--- Reading passage ---
James alleges that a Riley campaign brochure claims he helped pass a bill to prohibit Internet gambling, but that bill never passed.

According to James, Riley’s campaign also received two $500 donations from the American Horse Council, which represents many facets of the horse industry, including racing.

"Anyone who is sincere about fighting gambling would never accept money from the gaming lobby," James said. "On one hand Bob Riley wears his Christianity on his sleeve. On the other hand Bob Riley seems to have something up his sleeve. The voters of this state deserve to know the truth about Riley’s pro-gambling record."

Riley, though, said he is against any form of gambling and urged candidates to work together to fight a lottery.

"The only thing I can tell you is that I have been against gambling all my life," he told The Associated Press. "I have never supported gambling and I never will. The same is true of Steve Windom and Tim James. We need to concentrate on defeating Don Siegelman and his lottery."

Meanwhile, Steve Windom announced Wednesday that his campaign is the only one which has come up with a counter-offer to Siegelman’s lottery, which would raise money for education.

Windom, also vehemently opposed to a lottery, said his plan calls for saving money by bringing accountability to the state bid process.

His comments brought the debate over gambling back to Siegelman’s original intent: the issue of funding for schools.

"We need to put spending under the microscope, beginning in Montgomery," Windom said last week.

"We have had all of these ‘good ol’ boy contracts," he said, referring to ethics allegations against Siegelman’s bid process. "We need to make sure that money gets to the classroom."

(Records excerpted from a collection)
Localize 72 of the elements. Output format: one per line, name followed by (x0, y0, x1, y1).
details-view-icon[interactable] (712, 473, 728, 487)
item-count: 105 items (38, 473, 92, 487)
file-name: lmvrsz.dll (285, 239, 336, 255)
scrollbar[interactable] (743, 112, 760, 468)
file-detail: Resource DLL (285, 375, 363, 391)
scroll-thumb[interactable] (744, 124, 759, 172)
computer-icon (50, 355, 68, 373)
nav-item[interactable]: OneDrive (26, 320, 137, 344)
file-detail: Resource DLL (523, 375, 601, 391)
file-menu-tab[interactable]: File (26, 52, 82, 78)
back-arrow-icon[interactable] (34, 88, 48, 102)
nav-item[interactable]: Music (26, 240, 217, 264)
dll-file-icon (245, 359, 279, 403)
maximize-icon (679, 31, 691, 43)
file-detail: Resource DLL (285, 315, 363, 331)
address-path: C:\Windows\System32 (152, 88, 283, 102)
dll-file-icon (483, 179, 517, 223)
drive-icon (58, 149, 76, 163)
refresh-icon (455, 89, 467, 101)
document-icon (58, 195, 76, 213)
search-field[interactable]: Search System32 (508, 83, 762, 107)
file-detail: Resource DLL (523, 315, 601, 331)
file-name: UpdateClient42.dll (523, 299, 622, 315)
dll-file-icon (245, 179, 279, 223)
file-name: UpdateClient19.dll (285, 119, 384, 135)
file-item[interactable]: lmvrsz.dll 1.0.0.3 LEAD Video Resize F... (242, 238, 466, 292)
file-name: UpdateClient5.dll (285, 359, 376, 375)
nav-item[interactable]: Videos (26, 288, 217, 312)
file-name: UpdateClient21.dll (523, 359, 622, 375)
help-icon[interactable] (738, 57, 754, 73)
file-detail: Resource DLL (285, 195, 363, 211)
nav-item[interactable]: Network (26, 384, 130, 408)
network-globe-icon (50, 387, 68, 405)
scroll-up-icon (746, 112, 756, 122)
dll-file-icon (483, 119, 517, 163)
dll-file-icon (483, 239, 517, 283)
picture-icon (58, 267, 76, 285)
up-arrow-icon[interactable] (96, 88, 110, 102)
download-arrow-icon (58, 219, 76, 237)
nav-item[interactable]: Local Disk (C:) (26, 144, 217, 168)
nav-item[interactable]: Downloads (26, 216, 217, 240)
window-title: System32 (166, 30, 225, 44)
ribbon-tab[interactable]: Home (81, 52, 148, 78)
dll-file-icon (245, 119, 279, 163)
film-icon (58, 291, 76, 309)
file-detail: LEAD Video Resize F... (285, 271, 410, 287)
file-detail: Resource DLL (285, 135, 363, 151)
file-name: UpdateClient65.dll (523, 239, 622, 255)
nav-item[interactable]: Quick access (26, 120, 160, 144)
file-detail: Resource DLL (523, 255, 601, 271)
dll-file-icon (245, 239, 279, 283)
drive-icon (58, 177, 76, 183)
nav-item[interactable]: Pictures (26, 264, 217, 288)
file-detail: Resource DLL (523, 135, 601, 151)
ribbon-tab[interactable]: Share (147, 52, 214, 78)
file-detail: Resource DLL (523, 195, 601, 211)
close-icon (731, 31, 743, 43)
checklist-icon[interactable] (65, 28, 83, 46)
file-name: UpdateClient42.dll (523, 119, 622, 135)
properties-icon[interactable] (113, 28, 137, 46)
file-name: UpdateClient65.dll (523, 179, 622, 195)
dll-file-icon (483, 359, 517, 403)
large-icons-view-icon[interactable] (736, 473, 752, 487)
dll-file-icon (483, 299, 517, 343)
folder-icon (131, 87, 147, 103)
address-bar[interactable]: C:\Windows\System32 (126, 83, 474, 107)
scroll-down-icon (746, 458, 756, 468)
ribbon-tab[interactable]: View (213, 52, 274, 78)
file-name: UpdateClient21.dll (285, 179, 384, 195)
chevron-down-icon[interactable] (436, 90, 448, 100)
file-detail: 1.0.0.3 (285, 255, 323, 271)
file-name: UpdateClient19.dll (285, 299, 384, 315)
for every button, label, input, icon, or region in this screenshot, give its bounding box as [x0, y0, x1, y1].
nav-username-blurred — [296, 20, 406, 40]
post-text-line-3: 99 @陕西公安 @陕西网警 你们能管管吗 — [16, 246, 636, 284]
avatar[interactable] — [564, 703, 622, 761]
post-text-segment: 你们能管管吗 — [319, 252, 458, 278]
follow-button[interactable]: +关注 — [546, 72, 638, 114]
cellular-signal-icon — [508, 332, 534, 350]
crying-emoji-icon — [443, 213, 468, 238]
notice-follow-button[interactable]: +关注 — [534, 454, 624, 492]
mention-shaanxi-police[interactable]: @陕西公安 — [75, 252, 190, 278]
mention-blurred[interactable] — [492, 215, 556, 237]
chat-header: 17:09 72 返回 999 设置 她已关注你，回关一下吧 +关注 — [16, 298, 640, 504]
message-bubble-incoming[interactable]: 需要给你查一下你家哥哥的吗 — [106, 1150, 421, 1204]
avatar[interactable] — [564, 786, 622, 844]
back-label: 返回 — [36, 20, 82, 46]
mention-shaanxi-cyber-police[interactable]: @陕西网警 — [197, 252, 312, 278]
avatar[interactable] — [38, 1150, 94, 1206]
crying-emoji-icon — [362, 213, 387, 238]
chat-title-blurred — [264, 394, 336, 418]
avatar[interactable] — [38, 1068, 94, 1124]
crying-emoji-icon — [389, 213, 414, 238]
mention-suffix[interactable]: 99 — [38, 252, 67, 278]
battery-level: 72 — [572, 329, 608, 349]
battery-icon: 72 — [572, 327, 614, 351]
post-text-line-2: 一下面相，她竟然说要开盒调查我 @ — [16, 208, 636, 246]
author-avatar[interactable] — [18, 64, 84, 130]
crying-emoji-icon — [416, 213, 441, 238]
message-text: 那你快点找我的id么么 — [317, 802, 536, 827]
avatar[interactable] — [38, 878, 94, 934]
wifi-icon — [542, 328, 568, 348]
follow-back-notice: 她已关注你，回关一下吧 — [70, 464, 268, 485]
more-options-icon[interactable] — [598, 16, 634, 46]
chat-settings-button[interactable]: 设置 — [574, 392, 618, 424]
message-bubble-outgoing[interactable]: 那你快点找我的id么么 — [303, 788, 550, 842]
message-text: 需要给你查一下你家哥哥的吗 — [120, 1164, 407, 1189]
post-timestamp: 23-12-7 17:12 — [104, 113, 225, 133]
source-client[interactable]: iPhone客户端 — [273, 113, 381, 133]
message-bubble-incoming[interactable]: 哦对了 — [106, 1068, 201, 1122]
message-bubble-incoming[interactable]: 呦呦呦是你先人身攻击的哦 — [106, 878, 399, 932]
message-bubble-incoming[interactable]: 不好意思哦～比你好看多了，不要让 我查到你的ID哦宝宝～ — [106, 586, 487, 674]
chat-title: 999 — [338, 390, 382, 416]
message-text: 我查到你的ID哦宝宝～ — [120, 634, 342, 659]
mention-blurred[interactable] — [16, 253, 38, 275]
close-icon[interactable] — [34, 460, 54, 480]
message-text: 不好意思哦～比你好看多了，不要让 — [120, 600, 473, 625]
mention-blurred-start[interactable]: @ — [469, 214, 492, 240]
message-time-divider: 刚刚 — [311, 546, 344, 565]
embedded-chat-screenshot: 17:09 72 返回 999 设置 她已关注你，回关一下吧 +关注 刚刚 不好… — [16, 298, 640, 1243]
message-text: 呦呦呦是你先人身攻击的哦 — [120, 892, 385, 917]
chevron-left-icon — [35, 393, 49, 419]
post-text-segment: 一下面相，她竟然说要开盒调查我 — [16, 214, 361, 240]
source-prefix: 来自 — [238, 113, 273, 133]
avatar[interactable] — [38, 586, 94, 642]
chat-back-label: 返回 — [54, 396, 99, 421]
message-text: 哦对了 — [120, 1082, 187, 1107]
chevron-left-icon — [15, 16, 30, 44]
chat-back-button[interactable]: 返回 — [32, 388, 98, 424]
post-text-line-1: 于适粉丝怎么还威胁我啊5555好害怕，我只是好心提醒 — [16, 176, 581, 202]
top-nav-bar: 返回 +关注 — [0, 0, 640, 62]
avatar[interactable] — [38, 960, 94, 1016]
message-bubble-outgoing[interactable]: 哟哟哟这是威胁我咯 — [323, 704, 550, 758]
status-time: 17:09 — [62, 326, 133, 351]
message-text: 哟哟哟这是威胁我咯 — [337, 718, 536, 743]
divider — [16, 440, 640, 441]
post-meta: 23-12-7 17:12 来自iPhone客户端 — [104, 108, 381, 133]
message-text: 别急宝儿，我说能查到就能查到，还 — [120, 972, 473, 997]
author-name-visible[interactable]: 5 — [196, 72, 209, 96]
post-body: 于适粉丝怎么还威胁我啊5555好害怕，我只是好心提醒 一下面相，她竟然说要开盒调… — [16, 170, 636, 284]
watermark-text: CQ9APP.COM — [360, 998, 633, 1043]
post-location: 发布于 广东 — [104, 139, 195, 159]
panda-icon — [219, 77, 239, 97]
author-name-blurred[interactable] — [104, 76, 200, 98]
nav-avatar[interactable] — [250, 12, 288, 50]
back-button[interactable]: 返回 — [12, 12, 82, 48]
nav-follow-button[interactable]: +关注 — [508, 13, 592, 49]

--- To be done ---
In the article on the campaign gambling dispute, transcribe everything from "Meanwhile, Steve Windom" down to "said last week." without any changes.

--- Task solution ---
Meanwhile, Steve Windom announced Wednesday that his campaign is the only one which has come up with a counter-offer to Siegelman’s lottery, which would raise money for education.

Windom, also vehemently opposed to a lottery, said his plan calls for saving money by bringing accountability to the state bid process.

His comments brought the debate over gambling back to Siegelman’s original intent: the issue of funding for schools.

"We need to put spending under the microscope, beginning in Montgomery," Windom said last week.